*Extracted records:*
::::::::::
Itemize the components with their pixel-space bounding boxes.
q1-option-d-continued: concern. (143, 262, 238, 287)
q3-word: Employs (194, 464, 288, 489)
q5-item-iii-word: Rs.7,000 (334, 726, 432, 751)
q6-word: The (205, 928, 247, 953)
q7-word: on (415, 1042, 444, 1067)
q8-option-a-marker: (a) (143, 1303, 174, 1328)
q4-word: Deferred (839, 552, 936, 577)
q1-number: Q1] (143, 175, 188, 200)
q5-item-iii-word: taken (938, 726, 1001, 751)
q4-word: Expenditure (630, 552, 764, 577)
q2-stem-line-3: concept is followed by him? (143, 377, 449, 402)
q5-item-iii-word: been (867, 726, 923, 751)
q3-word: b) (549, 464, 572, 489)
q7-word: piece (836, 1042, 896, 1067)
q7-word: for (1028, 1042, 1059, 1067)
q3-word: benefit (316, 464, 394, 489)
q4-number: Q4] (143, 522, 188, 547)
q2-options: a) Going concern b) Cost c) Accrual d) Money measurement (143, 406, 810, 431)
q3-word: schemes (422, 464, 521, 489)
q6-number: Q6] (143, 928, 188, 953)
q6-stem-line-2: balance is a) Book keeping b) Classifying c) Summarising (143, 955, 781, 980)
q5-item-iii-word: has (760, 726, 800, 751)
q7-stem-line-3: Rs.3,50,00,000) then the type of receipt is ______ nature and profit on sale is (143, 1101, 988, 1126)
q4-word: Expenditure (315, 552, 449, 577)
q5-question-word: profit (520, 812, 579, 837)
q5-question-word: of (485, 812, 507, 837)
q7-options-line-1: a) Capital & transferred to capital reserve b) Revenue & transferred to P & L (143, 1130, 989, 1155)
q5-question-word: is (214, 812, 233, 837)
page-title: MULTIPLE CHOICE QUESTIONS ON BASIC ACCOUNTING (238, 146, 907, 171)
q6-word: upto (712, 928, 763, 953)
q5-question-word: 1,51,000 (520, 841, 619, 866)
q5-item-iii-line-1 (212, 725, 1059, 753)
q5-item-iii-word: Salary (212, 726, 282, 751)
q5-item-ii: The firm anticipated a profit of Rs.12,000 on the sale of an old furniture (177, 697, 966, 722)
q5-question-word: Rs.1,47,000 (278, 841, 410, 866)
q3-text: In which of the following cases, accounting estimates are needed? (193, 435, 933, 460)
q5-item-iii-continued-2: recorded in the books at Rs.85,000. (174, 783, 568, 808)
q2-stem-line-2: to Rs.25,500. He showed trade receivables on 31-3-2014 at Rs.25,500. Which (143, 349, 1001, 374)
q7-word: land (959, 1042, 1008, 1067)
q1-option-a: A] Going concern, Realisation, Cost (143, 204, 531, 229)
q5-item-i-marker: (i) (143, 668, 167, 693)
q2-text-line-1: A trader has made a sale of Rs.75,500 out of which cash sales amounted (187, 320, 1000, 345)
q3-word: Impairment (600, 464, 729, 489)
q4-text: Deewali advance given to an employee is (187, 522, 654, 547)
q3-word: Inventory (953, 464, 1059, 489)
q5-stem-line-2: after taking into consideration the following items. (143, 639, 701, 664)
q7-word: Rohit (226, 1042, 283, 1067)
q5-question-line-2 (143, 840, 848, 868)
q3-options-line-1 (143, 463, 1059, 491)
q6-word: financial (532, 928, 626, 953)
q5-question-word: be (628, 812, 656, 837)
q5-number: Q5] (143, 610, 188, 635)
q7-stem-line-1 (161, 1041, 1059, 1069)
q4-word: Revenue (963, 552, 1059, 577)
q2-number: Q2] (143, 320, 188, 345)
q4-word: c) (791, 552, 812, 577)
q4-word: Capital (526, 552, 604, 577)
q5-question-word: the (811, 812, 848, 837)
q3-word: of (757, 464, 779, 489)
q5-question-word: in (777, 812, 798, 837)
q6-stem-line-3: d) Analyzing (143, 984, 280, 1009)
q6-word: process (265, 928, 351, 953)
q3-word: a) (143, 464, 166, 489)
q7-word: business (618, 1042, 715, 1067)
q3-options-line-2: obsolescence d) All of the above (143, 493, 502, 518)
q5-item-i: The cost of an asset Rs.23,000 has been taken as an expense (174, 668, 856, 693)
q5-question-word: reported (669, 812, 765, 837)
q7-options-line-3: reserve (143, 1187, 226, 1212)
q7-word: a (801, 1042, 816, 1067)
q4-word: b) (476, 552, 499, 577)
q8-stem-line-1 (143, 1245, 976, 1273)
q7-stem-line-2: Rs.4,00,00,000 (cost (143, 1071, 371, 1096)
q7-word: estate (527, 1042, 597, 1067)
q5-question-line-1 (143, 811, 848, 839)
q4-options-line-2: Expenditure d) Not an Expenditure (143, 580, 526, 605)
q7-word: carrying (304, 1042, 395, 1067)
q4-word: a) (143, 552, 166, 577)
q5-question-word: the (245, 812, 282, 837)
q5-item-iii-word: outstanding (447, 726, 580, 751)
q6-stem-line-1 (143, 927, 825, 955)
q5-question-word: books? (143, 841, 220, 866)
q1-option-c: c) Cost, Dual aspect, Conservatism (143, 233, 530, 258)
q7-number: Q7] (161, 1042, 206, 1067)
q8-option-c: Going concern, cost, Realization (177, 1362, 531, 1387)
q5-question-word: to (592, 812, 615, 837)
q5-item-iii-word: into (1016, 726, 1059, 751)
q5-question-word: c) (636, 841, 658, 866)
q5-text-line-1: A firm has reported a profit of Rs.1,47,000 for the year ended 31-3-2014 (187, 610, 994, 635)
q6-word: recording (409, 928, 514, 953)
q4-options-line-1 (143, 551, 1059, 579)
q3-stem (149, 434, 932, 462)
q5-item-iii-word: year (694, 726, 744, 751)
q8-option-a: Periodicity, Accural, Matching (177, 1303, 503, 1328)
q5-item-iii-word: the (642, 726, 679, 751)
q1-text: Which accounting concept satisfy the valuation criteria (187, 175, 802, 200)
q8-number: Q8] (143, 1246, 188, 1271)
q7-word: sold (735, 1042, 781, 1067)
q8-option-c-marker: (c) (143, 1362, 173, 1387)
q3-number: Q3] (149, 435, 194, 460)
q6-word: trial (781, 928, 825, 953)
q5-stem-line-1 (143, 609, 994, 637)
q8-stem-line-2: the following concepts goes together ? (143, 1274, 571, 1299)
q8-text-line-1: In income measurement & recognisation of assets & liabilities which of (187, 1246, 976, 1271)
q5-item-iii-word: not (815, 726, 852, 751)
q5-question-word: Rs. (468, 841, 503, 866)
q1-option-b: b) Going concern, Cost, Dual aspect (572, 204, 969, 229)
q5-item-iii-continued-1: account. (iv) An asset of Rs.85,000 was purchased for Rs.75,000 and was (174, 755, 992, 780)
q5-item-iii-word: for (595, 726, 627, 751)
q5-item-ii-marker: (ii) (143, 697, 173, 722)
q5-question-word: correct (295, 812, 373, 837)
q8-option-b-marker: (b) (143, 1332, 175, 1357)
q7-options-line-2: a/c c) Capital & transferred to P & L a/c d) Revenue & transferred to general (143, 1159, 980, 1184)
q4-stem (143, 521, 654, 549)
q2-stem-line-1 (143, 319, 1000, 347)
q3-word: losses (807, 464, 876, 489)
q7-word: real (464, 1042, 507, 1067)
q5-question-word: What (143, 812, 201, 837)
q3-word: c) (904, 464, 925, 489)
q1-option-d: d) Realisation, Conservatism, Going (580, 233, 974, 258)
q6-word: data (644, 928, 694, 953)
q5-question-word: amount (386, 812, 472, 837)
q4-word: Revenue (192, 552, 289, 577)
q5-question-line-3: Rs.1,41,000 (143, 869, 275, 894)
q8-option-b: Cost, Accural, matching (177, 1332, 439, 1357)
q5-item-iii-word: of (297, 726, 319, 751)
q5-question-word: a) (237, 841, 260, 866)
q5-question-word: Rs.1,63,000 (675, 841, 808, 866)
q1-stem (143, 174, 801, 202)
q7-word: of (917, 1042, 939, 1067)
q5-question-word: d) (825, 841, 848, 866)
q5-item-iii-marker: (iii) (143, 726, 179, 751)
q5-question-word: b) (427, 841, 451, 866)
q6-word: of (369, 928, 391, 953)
::::::::::
*Written problem:* Write out the lines verbatim, from the first line of the records through the line containing "q5-item-ii: The firm", both included.

*Solved problem:*
Itemize the components with their pixel-space bounding boxes.
q1-option-d-continued: concern. (143, 262, 238, 287)
q3-word: Employs (194, 464, 288, 489)
q5-item-iii-word: Rs.7,000 (334, 726, 432, 751)
q6-word: The (205, 928, 247, 953)
q7-word: on (415, 1042, 444, 1067)
q8-option-a-marker: (a) (143, 1303, 174, 1328)
q4-word: Deferred (839, 552, 936, 577)
q1-number: Q1] (143, 175, 188, 200)
q5-item-iii-word: taken (938, 726, 1001, 751)
q4-word: Expenditure (630, 552, 764, 577)
q2-stem-line-3: concept is followed by him? (143, 377, 449, 402)
q5-item-iii-word: been (867, 726, 923, 751)
q3-word: b) (549, 464, 572, 489)
q7-word: piece (836, 1042, 896, 1067)
q7-word: for (1028, 1042, 1059, 1067)
q3-word: benefit (316, 464, 394, 489)
q4-number: Q4] (143, 522, 188, 547)
q2-options: a) Going concern b) Cost c) Accrual d) Money measurement (143, 406, 810, 431)
q3-word: schemes (422, 464, 521, 489)
q6-number: Q6] (143, 928, 188, 953)
q6-stem-line-2: balance is a) Book keeping b) Classifying c) Summarising (143, 955, 781, 980)
q5-item-iii-word: has (760, 726, 800, 751)
q7-stem-line-3: Rs.3,50,00,000) then the type of receipt is ______ nature and profit on sale is (143, 1101, 988, 1126)
q4-word: Expenditure (315, 552, 449, 577)
q5-question-word: profit (520, 812, 579, 837)
q5-question-word: of (485, 812, 507, 837)
q7-options-line-1: a) Capital & transferred to capital reserve b) Revenue & transferred to P & L (143, 1130, 989, 1155)
q5-question-word: is (214, 812, 233, 837)
page-title: MULTIPLE CHOICE QUESTIONS ON BASIC ACCOUNTING (238, 146, 907, 171)
q6-word: upto (712, 928, 763, 953)
q5-question-word: 1,51,000 (520, 841, 619, 866)
q5-item-iii-line-1 (212, 725, 1059, 753)
q5-item-iii-word: Salary (212, 726, 282, 751)
q5-item-ii: The firm anticipated a profit of Rs.12,000 on the sale of an old furniture (177, 697, 966, 722)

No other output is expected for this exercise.